Task >>
Each entry below is to be written out exactly, and the pictures are to be left out.

Available records >>
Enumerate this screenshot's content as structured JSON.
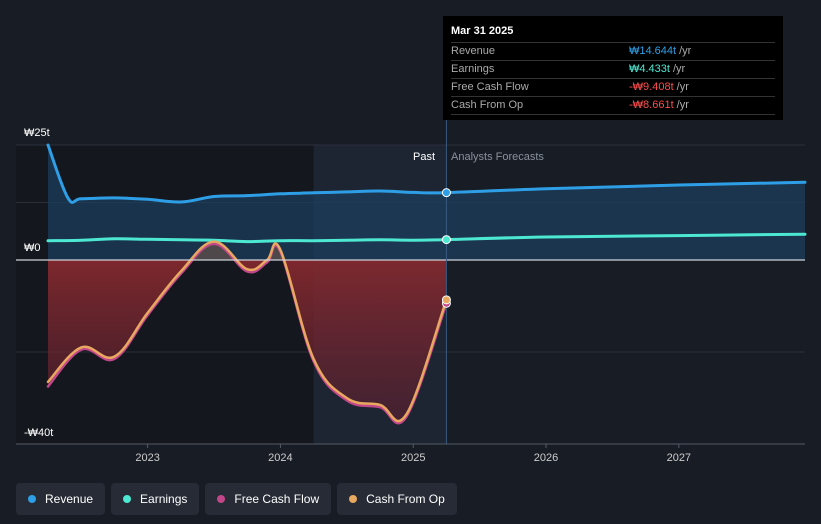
{
  "tooltip": {
    "date": "Mar 31 2025",
    "rows": [
      {
        "label": "Revenue",
        "value": "₩14.644t",
        "unit": "/yr",
        "color": "#2e9fe6"
      },
      {
        "label": "Earnings",
        "value": "₩4.433t",
        "unit": "/yr",
        "color": "#4de8d1"
      },
      {
        "label": "Free Cash Flow",
        "value": "-₩9.408t",
        "unit": "/yr",
        "color": "#ff4d4d"
      },
      {
        "label": "Cash From Op",
        "value": "-₩8.661t",
        "unit": "/yr",
        "color": "#ff4d4d"
      }
    ]
  },
  "regions": {
    "past": "Past",
    "forecast": "Analysts Forecasts"
  },
  "legend": [
    {
      "label": "Revenue",
      "color": "#2e9fe6"
    },
    {
      "label": "Earnings",
      "color": "#4de8d1"
    },
    {
      "label": "Free Cash Flow",
      "color": "#c2478a"
    },
    {
      "label": "Cash From Op",
      "color": "#e8a860"
    }
  ],
  "chart_data": {
    "type": "line",
    "y_tick_labels": [
      "₩25t",
      "₩0",
      "-₩40t"
    ],
    "ylim": [
      -40,
      25
    ],
    "x_tick_labels": [
      "2023",
      "2024",
      "2025",
      "2026",
      "2027"
    ],
    "xlim": [
      2022.25,
      2027.95
    ],
    "past_end": 2025.25,
    "series": [
      {
        "name": "Revenue",
        "color": "#2e9fe6",
        "x": [
          2022.25,
          2022.4,
          2022.5,
          2022.75,
          2023.0,
          2023.25,
          2023.5,
          2023.75,
          2024.0,
          2024.25,
          2024.5,
          2024.75,
          2025.0,
          2025.25,
          2026.0,
          2027.0,
          2027.95
        ],
        "y": [
          25,
          13.5,
          13.3,
          13.5,
          13.2,
          12.6,
          13.8,
          14.0,
          14.4,
          14.6,
          14.8,
          15.0,
          14.7,
          14.644,
          15.5,
          16.3,
          16.9
        ]
      },
      {
        "name": "Earnings",
        "color": "#4de8d1",
        "x": [
          2022.25,
          2022.5,
          2022.75,
          2023.0,
          2023.25,
          2023.5,
          2023.75,
          2024.0,
          2024.25,
          2024.5,
          2024.75,
          2025.0,
          2025.25,
          2026.0,
          2027.0,
          2027.95
        ],
        "y": [
          4.2,
          4.3,
          4.6,
          4.5,
          4.4,
          4.3,
          4.0,
          4.2,
          4.2,
          4.3,
          4.4,
          4.3,
          4.433,
          5.0,
          5.3,
          5.6
        ]
      },
      {
        "name": "Free Cash Flow",
        "color": "#c2478a",
        "x": [
          2022.25,
          2022.5,
          2022.75,
          2023.0,
          2023.25,
          2023.5,
          2023.75,
          2023.9,
          2024.0,
          2024.25,
          2024.5,
          2024.75,
          2024.95,
          2025.25
        ],
        "y": [
          -27.5,
          -19.5,
          -21.5,
          -12.0,
          -3.0,
          3.5,
          -2.5,
          -0.5,
          1.8,
          -22.0,
          -30.5,
          -32.0,
          -34.0,
          -9.408
        ]
      },
      {
        "name": "Cash From Op",
        "color": "#e8a860",
        "x": [
          2022.25,
          2022.5,
          2022.75,
          2023.0,
          2023.25,
          2023.5,
          2023.75,
          2023.9,
          2024.0,
          2024.25,
          2024.5,
          2024.75,
          2024.95,
          2025.25
        ],
        "y": [
          -26.5,
          -19.0,
          -21.0,
          -11.5,
          -2.5,
          4.0,
          -2.0,
          0.0,
          2.2,
          -21.5,
          -30.0,
          -31.5,
          -33.5,
          -8.661
        ]
      }
    ]
  }
}
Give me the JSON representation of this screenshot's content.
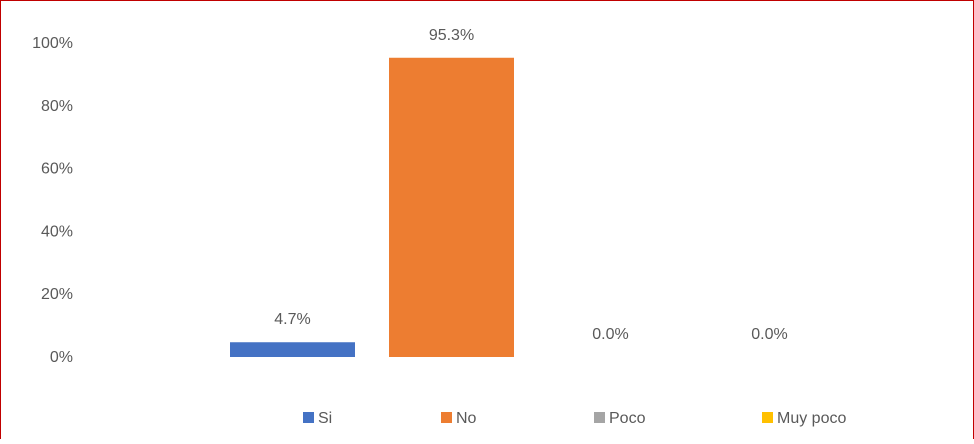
{
  "chart_data": {
    "type": "bar",
    "categories": [
      "Si",
      "No",
      "Poco",
      "Muy poco"
    ],
    "values": [
      4.7,
      95.3,
      0.0,
      0.0
    ],
    "data_labels": [
      "4.7%",
      "95.3%",
      "0.0%",
      "0.0%"
    ],
    "colors": [
      "#4472c4",
      "#ed7d31",
      "#a5a5a5",
      "#ffc000"
    ],
    "y_ticks": [
      0,
      20,
      40,
      60,
      80,
      100
    ],
    "y_tick_labels": [
      "0%",
      "20%",
      "40%",
      "60%",
      "80%",
      "100%"
    ],
    "ylim": [
      0,
      100
    ],
    "grid": false,
    "legend_position": "bottom",
    "legend": [
      "Si",
      "No",
      "Poco",
      "Muy poco"
    ]
  }
}
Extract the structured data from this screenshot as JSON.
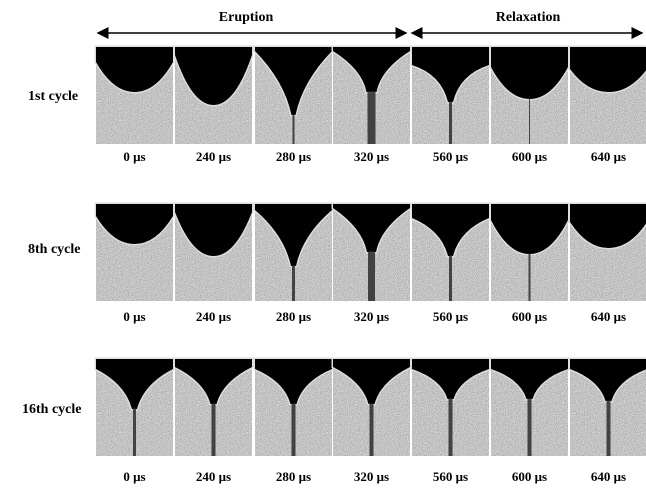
{
  "header": {
    "phases": [
      {
        "label": "Eruption"
      },
      {
        "label": "Relaxation"
      }
    ]
  },
  "rows": [
    {
      "label": "1st cycle",
      "times": [
        "0 μs",
        "240 μs",
        "280 μs",
        "320 μs",
        "560 μs",
        "600 μs",
        "640 μs"
      ]
    },
    {
      "label": "8th cycle",
      "times": [
        "0 μs",
        "240 μs",
        "280 μs",
        "320 μs",
        "560 μs",
        "600 μs",
        "640 μs"
      ]
    },
    {
      "label": "16th cycle",
      "times": [
        "0 μs",
        "240 μs",
        "280 μs",
        "320 μs",
        "560 μs",
        "600 μs",
        "640 μs"
      ]
    }
  ]
}
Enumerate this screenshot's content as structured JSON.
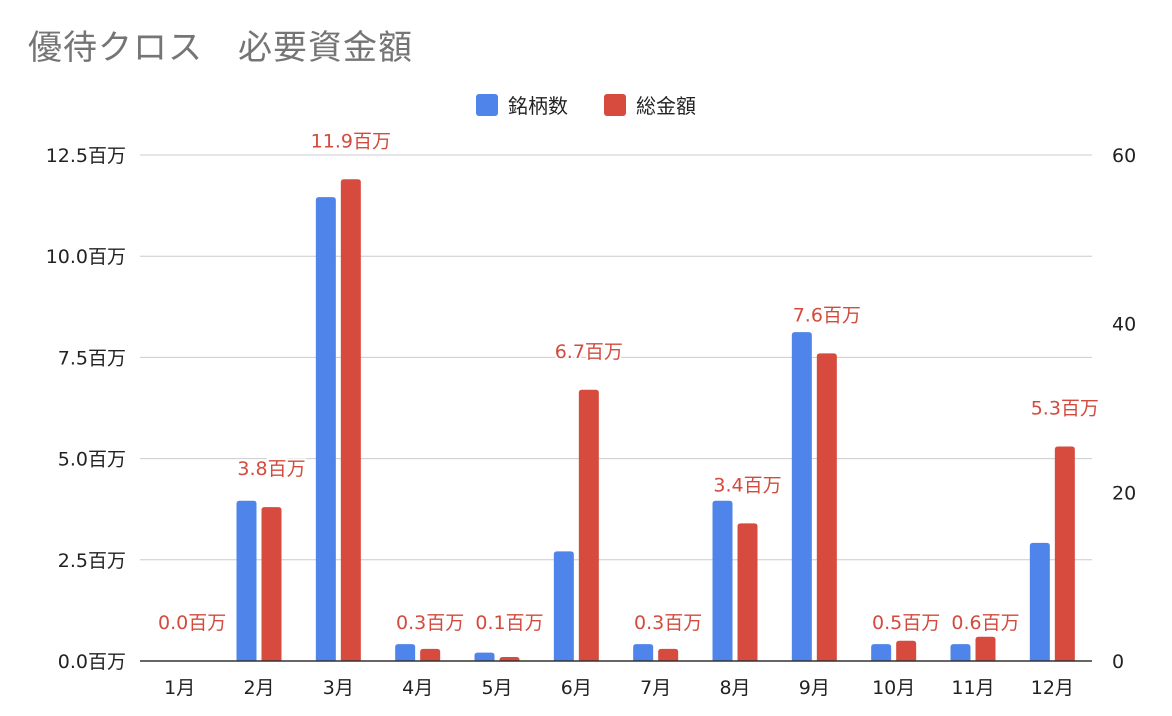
{
  "colors": {
    "series1": "#4f84ea",
    "series2": "#d64b3d",
    "grid": "#cccccc",
    "axis": "#333333",
    "label": "#d24b3e"
  },
  "chart_data": {
    "type": "bar",
    "title": "優待クロス　必要資金額",
    "xlabel": "",
    "ylabel": "",
    "legend_position": "top",
    "grid": true,
    "categories": [
      "1月",
      "2月",
      "3月",
      "4月",
      "5月",
      "6月",
      "7月",
      "8月",
      "9月",
      "10月",
      "11月",
      "12月"
    ],
    "series": [
      {
        "name": "銘柄数",
        "axis": "right",
        "values": [
          0,
          19,
          55,
          2,
          1,
          13,
          2,
          19,
          39,
          2,
          2,
          14
        ]
      },
      {
        "name": "総金額",
        "axis": "left",
        "values": [
          0.0,
          3.8,
          11.9,
          0.3,
          0.1,
          6.7,
          0.3,
          3.4,
          7.6,
          0.5,
          0.6,
          5.3
        ]
      }
    ],
    "data_labels": [
      "0.0百万",
      "3.8百万",
      "11.9百万",
      "0.3百万",
      "0.1百万",
      "6.7百万",
      "0.3百万",
      "3.4百万",
      "7.6百万",
      "0.5百万",
      "0.6百万",
      "5.3百万"
    ],
    "left_axis": {
      "ylim": [
        0,
        12.5
      ],
      "ticks": [
        "0.0百万",
        "2.5百万",
        "5.0百万",
        "7.5百万",
        "10.0百万",
        "12.5百万"
      ]
    },
    "right_axis": {
      "ylim": [
        0,
        60
      ],
      "ticks": [
        "0",
        "20",
        "40",
        "60"
      ]
    }
  }
}
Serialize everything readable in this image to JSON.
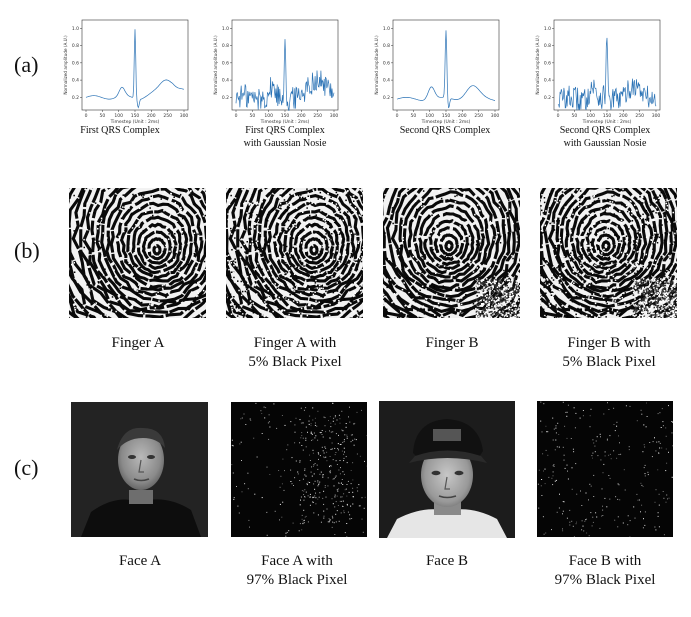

Solution >>
Enumerate this screenshot's content as structured JSON.
{
  "tooltip": {
    "date": "Mar 31 2025",
    "rows": [
      {
        "label": "Revenue",
        "value": "₩14.644t",
        "unit": "/yr",
        "color": "#2e9fe6"
      },
      {
        "label": "Earnings",
        "value": "₩4.433t",
        "unit": "/yr",
        "color": "#4de8d1"
      },
      {
        "label": "Free Cash Flow",
        "value": "-₩9.408t",
        "unit": "/yr",
        "color": "#ff4d4d"
      },
      {
        "label": "Cash From Op",
        "value": "-₩8.661t",
        "unit": "/yr",
        "color": "#ff4d4d"
      }
    ]
  },
  "regions": {
    "past": "Past",
    "forecast": "Analysts Forecasts"
  },
  "legend": [
    {
      "label": "Revenue",
      "color": "#2e9fe6"
    },
    {
      "label": "Earnings",
      "color": "#4de8d1"
    },
    {
      "label": "Free Cash Flow",
      "color": "#c2478a"
    },
    {
      "label": "Cash From Op",
      "color": "#e8a860"
    }
  ],
  "chart_data": {
    "type": "line",
    "y_tick_labels": [
      "₩25t",
      "₩0",
      "-₩40t"
    ],
    "ylim": [
      -40,
      25
    ],
    "x_tick_labels": [
      "2023",
      "2024",
      "2025",
      "2026",
      "2027"
    ],
    "xlim": [
      2022.25,
      2027.95
    ],
    "past_end": 2025.25,
    "series": [
      {
        "name": "Revenue",
        "color": "#2e9fe6",
        "x": [
          2022.25,
          2022.4,
          2022.5,
          2022.75,
          2023.0,
          2023.25,
          2023.5,
          2023.75,
          2024.0,
          2024.25,
          2024.5,
          2024.75,
          2025.0,
          2025.25,
          2026.0,
          2027.0,
          2027.95
        ],
        "y": [
          25,
          13.5,
          13.3,
          13.5,
          13.2,
          12.6,
          13.8,
          14.0,
          14.4,
          14.6,
          14.8,
          15.0,
          14.7,
          14.644,
          15.5,
          16.3,
          16.9
        ]
      },
      {
        "name": "Earnings",
        "color": "#4de8d1",
        "x": [
          2022.25,
          2022.5,
          2022.75,
          2023.0,
          2023.25,
          2023.5,
          2023.75,
          2024.0,
          2024.25,
          2024.5,
          2024.75,
          2025.0,
          2025.25,
          2026.0,
          2027.0,
          2027.95
        ],
        "y": [
          4.2,
          4.3,
          4.6,
          4.5,
          4.4,
          4.3,
          4.0,
          4.2,
          4.2,
          4.3,
          4.4,
          4.3,
          4.433,
          5.0,
          5.3,
          5.6
        ]
      },
      {
        "name": "Free Cash Flow",
        "color": "#c2478a",
        "x": [
          2022.25,
          2022.5,
          2022.75,
          2023.0,
          2023.25,
          2023.5,
          2023.75,
          2023.9,
          2024.0,
          2024.25,
          2024.5,
          2024.75,
          2024.95,
          2025.25
        ],
        "y": [
          -27.5,
          -19.5,
          -21.5,
          -12.0,
          -3.0,
          3.5,
          -2.5,
          -0.5,
          1.8,
          -22.0,
          -30.5,
          -32.0,
          -34.0,
          -9.408
        ]
      },
      {
        "name": "Cash From Op",
        "color": "#e8a860",
        "x": [
          2022.25,
          2022.5,
          2022.75,
          2023.0,
          2023.25,
          2023.5,
          2023.75,
          2023.9,
          2024.0,
          2024.25,
          2024.5,
          2024.75,
          2024.95,
          2025.25
        ],
        "y": [
          -26.5,
          -19.0,
          -21.0,
          -11.5,
          -2.5,
          4.0,
          -2.0,
          0.0,
          2.2,
          -21.5,
          -30.0,
          -31.5,
          -33.5,
          -8.661
        ]
      }
    ]
  }
}
Give me the JSON representation of this screenshot's content.
{
  "chart_data": {
    "type": "bar",
    "categories": [
      "Si",
      "No",
      "Poco",
      "Muy poco"
    ],
    "values": [
      4.7,
      95.3,
      0.0,
      0.0
    ],
    "data_labels": [
      "4.7%",
      "95.3%",
      "0.0%",
      "0.0%"
    ],
    "colors": [
      "#4472c4",
      "#ed7d31",
      "#a5a5a5",
      "#ffc000"
    ],
    "y_ticks": [
      0,
      20,
      40,
      60,
      80,
      100
    ],
    "y_tick_labels": [
      "0%",
      "20%",
      "40%",
      "60%",
      "80%",
      "100%"
    ],
    "ylim": [
      0,
      100
    ],
    "grid": false,
    "legend_position": "bottom",
    "legend": [
      "Si",
      "No",
      "Poco",
      "Muy poco"
    ]
  }
}
Extract the structured data from this screenshot as JSON.
{
  "header": {
    "phases": [
      {
        "label": "Eruption"
      },
      {
        "label": "Relaxation"
      }
    ]
  },
  "rows": [
    {
      "label": "1st cycle",
      "times": [
        "0 μs",
        "240 μs",
        "280 μs",
        "320 μs",
        "560 μs",
        "600 μs",
        "640 μs"
      ]
    },
    {
      "label": "8th cycle",
      "times": [
        "0 μs",
        "240 μs",
        "280 μs",
        "320 μs",
        "560 μs",
        "600 μs",
        "640 μs"
      ]
    },
    {
      "label": "16th cycle",
      "times": [
        "0 μs",
        "240 μs",
        "280 μs",
        "320 μs",
        "560 μs",
        "600 μs",
        "640 μs"
      ]
    }
  ]
}
Enumerate this screenshot's content as structured JSON.
{
  "colors": {
    "series1": "#4f84ea",
    "series2": "#d64b3d",
    "grid": "#cccccc",
    "axis": "#333333",
    "label": "#d24b3e"
  },
  "chart_data": {
    "type": "bar",
    "title": "優待クロス　必要資金額",
    "xlabel": "",
    "ylabel": "",
    "legend_position": "top",
    "grid": true,
    "categories": [
      "1月",
      "2月",
      "3月",
      "4月",
      "5月",
      "6月",
      "7月",
      "8月",
      "9月",
      "10月",
      "11月",
      "12月"
    ],
    "series": [
      {
        "name": "銘柄数",
        "axis": "right",
        "values": [
          0,
          19,
          55,
          2,
          1,
          13,
          2,
          19,
          39,
          2,
          2,
          14
        ]
      },
      {
        "name": "総金額",
        "axis": "left",
        "values": [
          0.0,
          3.8,
          11.9,
          0.3,
          0.1,
          6.7,
          0.3,
          3.4,
          7.6,
          0.5,
          0.6,
          5.3
        ]
      }
    ],
    "data_labels": [
      "0.0百万",
      "3.8百万",
      "11.9百万",
      "0.3百万",
      "0.1百万",
      "6.7百万",
      "0.3百万",
      "3.4百万",
      "7.6百万",
      "0.5百万",
      "0.6百万",
      "5.3百万"
    ],
    "left_axis": {
      "ylim": [
        0,
        12.5
      ],
      "ticks": [
        "0.0百万",
        "2.5百万",
        "5.0百万",
        "7.5百万",
        "10.0百万",
        "12.5百万"
      ]
    },
    "right_axis": {
      "ylim": [
        0,
        60
      ],
      "ticks": [
        "0",
        "20",
        "40",
        "60"
      ]
    }
  }
}
Serialize everything readable in this image to JSON.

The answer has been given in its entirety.